(Instruction): Scan the lines below; pull out those with "seabird".
-------- Raw records
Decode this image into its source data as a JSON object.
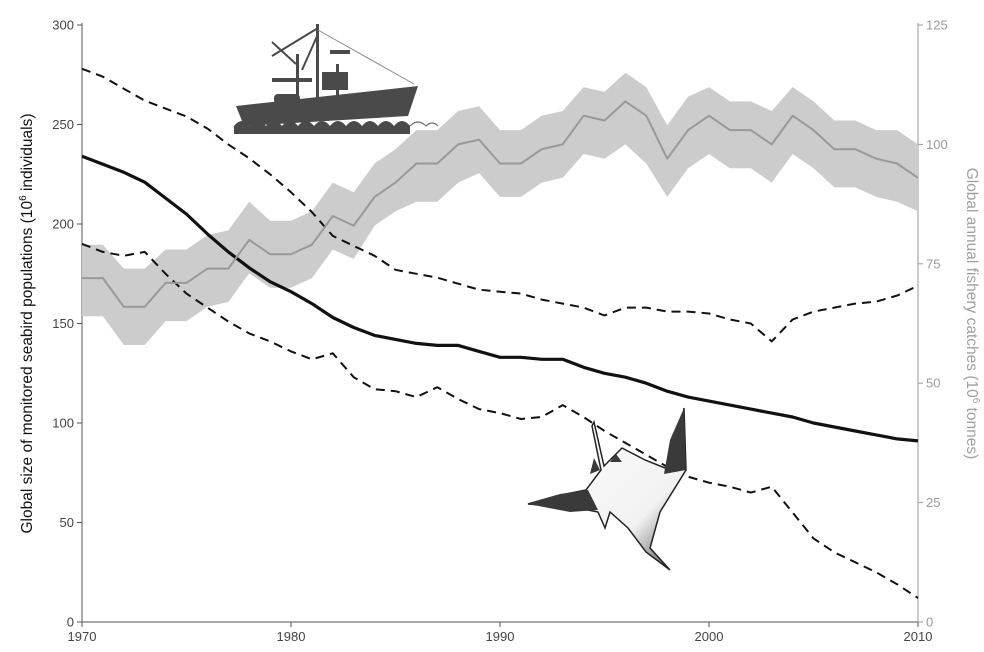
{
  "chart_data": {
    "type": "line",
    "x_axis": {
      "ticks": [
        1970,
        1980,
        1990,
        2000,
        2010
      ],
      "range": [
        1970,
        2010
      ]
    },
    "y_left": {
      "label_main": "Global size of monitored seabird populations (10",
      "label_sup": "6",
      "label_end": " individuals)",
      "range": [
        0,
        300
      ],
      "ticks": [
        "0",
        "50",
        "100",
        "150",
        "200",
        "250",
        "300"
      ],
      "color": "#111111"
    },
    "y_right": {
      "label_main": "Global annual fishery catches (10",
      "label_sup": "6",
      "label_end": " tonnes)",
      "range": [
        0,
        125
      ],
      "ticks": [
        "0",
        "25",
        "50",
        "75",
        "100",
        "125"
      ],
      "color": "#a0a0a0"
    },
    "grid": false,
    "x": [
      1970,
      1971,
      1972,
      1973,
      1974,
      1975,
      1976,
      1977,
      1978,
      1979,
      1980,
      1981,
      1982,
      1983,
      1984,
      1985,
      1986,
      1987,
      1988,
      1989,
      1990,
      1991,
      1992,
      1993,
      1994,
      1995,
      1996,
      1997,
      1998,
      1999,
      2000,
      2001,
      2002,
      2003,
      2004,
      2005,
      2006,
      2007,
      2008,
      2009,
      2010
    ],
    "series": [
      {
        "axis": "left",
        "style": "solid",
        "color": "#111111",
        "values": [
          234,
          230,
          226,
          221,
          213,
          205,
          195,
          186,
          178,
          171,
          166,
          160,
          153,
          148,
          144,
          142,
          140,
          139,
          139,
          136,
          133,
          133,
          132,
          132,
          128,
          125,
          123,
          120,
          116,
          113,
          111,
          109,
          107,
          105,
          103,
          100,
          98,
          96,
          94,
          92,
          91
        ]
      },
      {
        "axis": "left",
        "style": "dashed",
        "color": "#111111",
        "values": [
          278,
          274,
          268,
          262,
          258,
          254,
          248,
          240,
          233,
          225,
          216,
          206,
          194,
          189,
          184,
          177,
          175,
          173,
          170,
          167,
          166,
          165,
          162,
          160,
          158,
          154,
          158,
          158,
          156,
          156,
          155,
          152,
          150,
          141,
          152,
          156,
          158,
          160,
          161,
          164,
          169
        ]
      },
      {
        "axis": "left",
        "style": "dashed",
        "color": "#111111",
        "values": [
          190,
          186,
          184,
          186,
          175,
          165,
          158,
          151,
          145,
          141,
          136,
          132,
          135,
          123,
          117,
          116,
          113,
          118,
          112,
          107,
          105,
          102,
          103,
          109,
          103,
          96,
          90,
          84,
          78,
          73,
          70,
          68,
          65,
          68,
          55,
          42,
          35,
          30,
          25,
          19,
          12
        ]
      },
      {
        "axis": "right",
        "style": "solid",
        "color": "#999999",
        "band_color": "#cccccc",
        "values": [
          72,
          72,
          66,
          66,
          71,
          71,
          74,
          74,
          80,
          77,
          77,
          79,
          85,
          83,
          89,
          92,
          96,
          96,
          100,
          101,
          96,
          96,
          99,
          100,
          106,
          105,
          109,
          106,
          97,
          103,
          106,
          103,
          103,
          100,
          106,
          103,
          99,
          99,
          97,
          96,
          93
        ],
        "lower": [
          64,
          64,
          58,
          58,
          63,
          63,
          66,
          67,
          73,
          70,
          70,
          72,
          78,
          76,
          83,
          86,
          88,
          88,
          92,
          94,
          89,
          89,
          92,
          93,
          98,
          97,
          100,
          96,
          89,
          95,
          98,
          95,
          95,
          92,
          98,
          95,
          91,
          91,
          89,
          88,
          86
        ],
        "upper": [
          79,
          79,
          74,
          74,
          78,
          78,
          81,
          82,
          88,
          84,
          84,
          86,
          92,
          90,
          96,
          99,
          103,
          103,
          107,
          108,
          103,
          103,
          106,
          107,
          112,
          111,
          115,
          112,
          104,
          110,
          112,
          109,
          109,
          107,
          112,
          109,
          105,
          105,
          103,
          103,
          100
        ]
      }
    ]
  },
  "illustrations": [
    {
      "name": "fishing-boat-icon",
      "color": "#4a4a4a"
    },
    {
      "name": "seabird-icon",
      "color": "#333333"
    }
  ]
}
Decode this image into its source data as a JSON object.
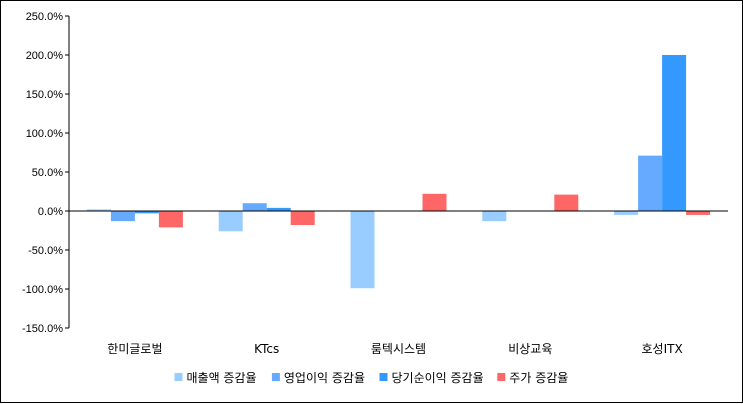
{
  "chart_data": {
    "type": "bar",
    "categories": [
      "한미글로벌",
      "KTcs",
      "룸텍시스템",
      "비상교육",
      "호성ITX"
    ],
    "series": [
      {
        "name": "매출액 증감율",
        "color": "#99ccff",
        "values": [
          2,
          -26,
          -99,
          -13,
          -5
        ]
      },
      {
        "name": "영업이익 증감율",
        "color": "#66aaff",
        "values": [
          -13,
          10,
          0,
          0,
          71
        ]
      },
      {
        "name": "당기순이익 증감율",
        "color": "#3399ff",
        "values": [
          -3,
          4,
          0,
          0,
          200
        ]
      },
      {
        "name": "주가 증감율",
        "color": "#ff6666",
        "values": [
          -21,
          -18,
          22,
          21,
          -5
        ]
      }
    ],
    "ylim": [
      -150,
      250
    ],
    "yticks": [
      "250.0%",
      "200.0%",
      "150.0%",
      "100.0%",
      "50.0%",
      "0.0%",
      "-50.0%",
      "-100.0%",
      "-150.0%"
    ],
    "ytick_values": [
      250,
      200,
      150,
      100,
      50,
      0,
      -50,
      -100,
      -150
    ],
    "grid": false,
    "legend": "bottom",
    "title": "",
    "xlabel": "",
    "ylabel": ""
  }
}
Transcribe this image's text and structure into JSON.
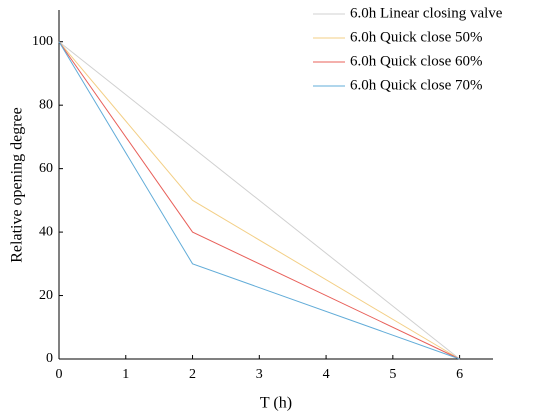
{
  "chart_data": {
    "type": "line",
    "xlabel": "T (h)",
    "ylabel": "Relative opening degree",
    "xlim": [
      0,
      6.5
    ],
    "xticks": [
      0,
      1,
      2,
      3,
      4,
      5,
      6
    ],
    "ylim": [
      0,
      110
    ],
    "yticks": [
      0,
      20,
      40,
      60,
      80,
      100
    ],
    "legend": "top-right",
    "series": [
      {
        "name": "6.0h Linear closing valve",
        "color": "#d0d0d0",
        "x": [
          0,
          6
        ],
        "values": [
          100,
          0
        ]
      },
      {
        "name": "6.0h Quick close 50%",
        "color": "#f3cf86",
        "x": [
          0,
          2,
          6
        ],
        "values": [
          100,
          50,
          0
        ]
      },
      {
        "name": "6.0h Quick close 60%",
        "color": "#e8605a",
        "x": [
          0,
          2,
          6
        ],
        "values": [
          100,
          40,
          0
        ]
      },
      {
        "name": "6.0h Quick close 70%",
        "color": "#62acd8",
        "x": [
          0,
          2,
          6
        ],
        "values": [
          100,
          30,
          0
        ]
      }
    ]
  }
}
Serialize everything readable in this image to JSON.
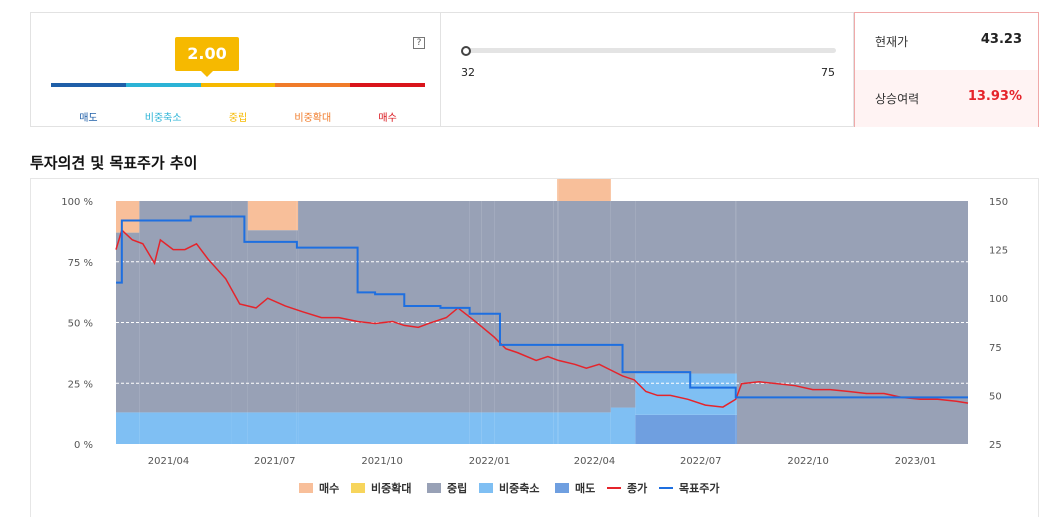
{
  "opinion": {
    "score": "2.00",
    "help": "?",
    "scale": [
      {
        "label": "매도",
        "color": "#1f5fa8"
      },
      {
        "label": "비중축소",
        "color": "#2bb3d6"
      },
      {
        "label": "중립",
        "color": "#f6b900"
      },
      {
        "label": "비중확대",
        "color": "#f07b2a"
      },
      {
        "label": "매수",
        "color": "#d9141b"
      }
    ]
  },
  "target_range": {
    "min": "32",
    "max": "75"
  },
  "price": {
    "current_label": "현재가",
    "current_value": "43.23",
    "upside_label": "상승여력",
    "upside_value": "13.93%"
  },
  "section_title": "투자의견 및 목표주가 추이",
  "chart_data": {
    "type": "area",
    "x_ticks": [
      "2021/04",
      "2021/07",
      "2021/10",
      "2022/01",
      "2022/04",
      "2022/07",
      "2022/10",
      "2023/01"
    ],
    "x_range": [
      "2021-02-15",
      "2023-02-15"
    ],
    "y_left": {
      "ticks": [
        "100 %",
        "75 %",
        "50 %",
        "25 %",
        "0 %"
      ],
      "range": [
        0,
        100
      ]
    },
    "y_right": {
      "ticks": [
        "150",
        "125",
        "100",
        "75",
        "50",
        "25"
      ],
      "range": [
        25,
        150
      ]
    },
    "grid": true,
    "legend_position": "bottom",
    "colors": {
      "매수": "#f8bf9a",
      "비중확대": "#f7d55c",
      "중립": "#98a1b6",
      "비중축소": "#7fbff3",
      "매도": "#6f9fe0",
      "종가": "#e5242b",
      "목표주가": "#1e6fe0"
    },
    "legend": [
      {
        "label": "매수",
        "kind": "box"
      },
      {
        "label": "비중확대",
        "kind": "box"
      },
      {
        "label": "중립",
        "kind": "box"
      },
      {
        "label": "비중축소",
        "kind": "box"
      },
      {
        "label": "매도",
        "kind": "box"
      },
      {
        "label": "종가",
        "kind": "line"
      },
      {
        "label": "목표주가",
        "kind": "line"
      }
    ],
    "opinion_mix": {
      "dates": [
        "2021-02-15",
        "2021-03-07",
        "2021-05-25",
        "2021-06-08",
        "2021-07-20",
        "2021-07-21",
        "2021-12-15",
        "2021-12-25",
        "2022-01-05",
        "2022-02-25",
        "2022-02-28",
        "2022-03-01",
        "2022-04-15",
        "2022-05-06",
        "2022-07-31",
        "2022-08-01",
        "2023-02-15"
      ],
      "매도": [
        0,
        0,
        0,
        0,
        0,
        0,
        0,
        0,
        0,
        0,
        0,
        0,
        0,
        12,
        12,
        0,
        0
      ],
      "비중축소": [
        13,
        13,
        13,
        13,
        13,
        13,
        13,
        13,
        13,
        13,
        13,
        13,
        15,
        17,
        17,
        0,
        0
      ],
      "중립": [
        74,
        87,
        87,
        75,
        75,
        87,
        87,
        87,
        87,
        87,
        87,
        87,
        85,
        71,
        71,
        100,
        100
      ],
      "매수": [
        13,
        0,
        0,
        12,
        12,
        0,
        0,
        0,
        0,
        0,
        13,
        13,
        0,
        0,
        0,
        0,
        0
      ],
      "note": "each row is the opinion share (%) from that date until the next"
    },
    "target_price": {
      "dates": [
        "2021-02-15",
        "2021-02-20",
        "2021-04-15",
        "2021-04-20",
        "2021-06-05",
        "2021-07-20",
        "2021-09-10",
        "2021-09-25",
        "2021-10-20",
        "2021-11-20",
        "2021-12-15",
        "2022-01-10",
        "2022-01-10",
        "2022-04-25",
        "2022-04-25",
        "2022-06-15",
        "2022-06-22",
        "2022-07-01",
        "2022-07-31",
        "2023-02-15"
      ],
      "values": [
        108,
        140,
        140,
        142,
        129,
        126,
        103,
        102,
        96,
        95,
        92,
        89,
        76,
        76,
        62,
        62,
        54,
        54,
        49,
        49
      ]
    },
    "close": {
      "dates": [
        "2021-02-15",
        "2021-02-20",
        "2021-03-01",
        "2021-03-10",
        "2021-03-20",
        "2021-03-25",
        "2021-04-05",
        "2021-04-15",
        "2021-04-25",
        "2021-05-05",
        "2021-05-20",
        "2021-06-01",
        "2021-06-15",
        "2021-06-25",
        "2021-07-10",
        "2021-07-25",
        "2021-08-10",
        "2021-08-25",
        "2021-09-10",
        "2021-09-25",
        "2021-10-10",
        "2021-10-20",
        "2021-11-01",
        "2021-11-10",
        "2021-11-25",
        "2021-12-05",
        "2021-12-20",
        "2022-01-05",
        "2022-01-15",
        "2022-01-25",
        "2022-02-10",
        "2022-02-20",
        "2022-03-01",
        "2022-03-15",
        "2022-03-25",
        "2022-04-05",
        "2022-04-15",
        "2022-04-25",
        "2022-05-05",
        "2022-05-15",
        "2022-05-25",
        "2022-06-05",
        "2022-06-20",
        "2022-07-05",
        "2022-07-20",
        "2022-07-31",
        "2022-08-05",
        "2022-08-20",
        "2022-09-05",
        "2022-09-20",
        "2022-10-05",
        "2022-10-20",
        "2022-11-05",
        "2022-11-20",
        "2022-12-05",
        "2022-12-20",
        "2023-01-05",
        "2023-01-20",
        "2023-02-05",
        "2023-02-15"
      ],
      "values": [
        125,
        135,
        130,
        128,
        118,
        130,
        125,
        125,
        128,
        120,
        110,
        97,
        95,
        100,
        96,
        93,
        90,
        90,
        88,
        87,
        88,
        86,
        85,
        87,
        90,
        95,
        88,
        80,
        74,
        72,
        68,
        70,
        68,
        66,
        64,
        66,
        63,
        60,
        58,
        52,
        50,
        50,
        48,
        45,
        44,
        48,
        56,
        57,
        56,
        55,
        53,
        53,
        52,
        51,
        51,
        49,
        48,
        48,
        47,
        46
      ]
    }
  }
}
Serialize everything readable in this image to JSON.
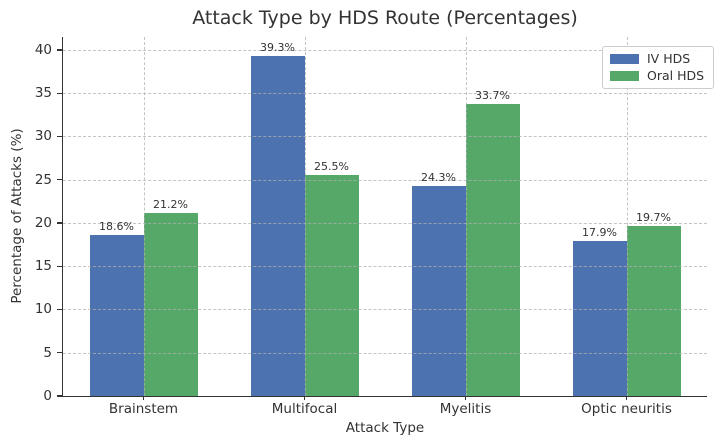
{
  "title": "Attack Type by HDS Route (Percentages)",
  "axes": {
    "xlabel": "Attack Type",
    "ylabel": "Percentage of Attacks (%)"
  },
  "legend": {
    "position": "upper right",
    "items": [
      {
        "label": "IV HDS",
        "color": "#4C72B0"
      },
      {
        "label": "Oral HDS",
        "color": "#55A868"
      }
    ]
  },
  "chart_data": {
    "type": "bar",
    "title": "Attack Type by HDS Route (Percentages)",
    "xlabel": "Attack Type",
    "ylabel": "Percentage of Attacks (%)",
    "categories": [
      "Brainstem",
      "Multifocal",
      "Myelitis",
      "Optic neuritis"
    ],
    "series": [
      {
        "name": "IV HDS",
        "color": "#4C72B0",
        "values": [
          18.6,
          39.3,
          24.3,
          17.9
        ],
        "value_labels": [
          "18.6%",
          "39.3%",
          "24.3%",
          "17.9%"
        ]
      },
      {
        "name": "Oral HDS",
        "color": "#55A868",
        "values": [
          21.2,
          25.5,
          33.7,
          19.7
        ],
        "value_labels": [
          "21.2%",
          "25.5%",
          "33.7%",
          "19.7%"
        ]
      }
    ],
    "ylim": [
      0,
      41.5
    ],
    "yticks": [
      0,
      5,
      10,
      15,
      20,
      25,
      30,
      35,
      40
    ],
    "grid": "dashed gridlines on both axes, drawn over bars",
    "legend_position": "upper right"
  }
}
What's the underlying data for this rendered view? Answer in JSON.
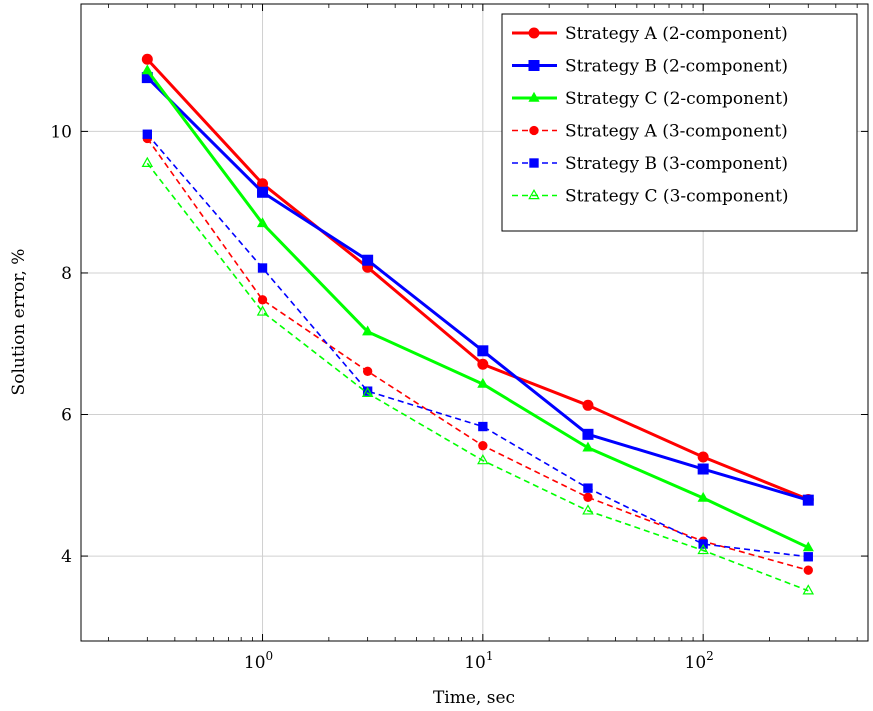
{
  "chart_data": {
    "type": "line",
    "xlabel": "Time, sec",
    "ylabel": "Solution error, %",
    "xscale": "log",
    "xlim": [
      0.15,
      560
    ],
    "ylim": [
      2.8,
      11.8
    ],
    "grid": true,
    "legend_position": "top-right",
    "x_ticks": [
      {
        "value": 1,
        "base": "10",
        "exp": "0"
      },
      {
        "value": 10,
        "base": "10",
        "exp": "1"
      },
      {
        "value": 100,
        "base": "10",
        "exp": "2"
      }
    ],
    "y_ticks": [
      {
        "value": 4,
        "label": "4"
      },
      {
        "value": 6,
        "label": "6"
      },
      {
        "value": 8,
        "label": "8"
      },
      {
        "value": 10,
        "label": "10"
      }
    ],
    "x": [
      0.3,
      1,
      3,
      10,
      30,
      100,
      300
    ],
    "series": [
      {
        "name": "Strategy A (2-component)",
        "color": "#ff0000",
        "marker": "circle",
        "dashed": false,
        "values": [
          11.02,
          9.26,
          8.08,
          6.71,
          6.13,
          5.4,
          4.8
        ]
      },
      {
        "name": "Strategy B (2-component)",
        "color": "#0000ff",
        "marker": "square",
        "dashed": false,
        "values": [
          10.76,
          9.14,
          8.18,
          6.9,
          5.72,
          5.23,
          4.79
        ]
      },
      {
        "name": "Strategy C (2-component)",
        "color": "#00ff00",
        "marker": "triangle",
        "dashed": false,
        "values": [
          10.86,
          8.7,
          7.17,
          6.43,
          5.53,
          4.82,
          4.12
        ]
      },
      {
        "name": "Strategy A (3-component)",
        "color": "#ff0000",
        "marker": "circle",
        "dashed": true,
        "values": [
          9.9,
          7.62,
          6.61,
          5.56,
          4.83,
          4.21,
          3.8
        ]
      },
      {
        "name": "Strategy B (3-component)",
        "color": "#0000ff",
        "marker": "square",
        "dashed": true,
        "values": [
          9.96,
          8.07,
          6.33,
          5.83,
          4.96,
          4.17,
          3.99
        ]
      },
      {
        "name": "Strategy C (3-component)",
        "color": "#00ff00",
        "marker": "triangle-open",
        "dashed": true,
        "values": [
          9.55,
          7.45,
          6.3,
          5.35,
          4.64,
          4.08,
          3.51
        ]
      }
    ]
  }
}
----------------
(Answer for this exercise):
      "label_main": "Global size of monitored seabird populations (10",
      "name": "seabird-icon",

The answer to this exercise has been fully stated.